== Set exercise ==
Reproduce every entry exactly and leave its pictures out.

(Records from a data source)
---

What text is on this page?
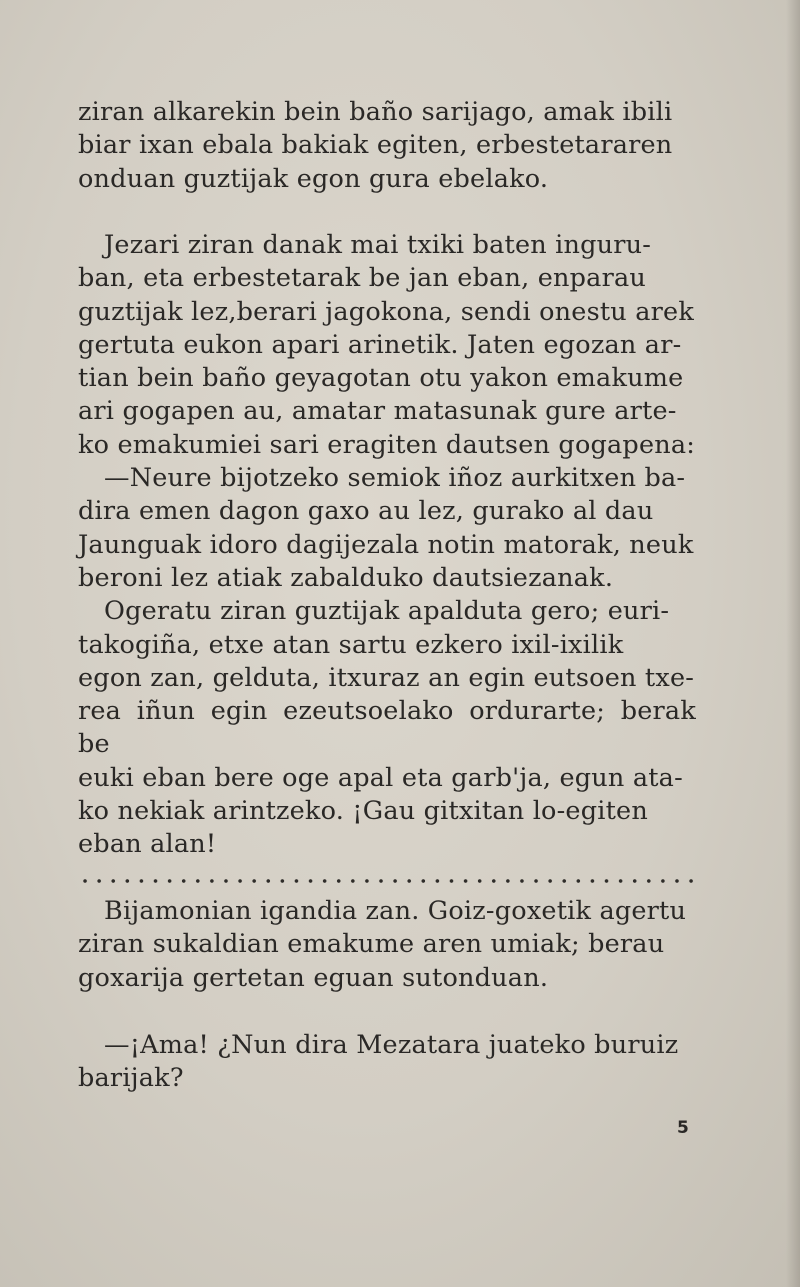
ziran alkarekin bein baño sarijago, amak ibili

biar ixan ebala bakiak egiten, erbestetararen

onduan guztijak egon gura ebelako.

Jezari ziran danak mai txiki baten inguru-

ban, eta erbestetarak be jan eban, enparau

guztijak lez,berari jagokona, sendi onestu arek

gertuta eukon apari arinetik. Jaten egozan ar-

tian bein baño geyagotan otu yakon emakume

ari gogapen au, amatar matasunak gure arte-

ko emakumiei sari eragiten dautsen gogapena:

—Neure bijotzeko semiok iñoz aurkitxen ba-

dira emen dagon gaxo au lez, gurako al dau

Jaunguak idoro dagijezala notin matorak, neuk

beroni lez atiak zabalduko dautsiezanak.

Ogeratu ziran guztijak apalduta gero; euri-

takogiña, etxe atan sartu ezkero ixil-ixilik

egon zan, gelduta, itxuraz an egin eutsoen txe-

rea iñun egin ezeutsoelako ordurarte; berak be

euki eban bere oge apal eta garb'ja, egun ata-

ko nekiak arintzeko. ¡Gau gitxitan lo-egiten

eban alan!

Bijamonian igandia zan. Goiz-goxetik agertu

ziran sukaldian emakume aren umiak; berau

goxarija gertetan eguan sutonduan.

—¡Ama! ¿Nun dira Mezatara juateko buruiz

barijak?

5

---

== Response to this exercise ==
What text is on this page?
ziran alkarekin bein baño sarijago, amak ibili

biar ixan ebala bakiak egiten, erbestetararen

onduan guztijak egon gura ebelako.

Jezari ziran danak mai txiki baten inguru-

ban, eta erbestetarak be jan eban, enparau

guztijak lez,berari jagokona, sendi onestu arek

gertuta eukon apari arinetik. Jaten egozan ar-

tian bein baño geyagotan otu yakon emakume

ari gogapen au, amatar matasunak gure arte-

ko emakumiei sari eragiten dautsen gogapena:

—Neure bijotzeko semiok iñoz aurkitxen ba-

dira emen dagon gaxo au lez, gurako al dau

Jaunguak idoro dagijezala notin matorak, neuk

beroni lez atiak zabalduko dautsiezanak.

Ogeratu ziran guztijak apalduta gero; euri-

takogiña, etxe atan sartu ezkero ixil-ixilik

egon zan, gelduta, itxuraz an egin eutsoen txe-

rea iñun egin ezeutsoelako ordurarte; berak be

euki eban bere oge apal eta garb'ja, egun ata-

ko nekiak arintzeko. ¡Gau gitxitan lo-egiten

eban alan!

Bijamonian igandia zan. Goiz-goxetik agertu

ziran sukaldian emakume aren umiak; berau

goxarija gertetan eguan sutonduan.

—¡Ama! ¿Nun dira Mezatara juateko buruiz

barijak?

5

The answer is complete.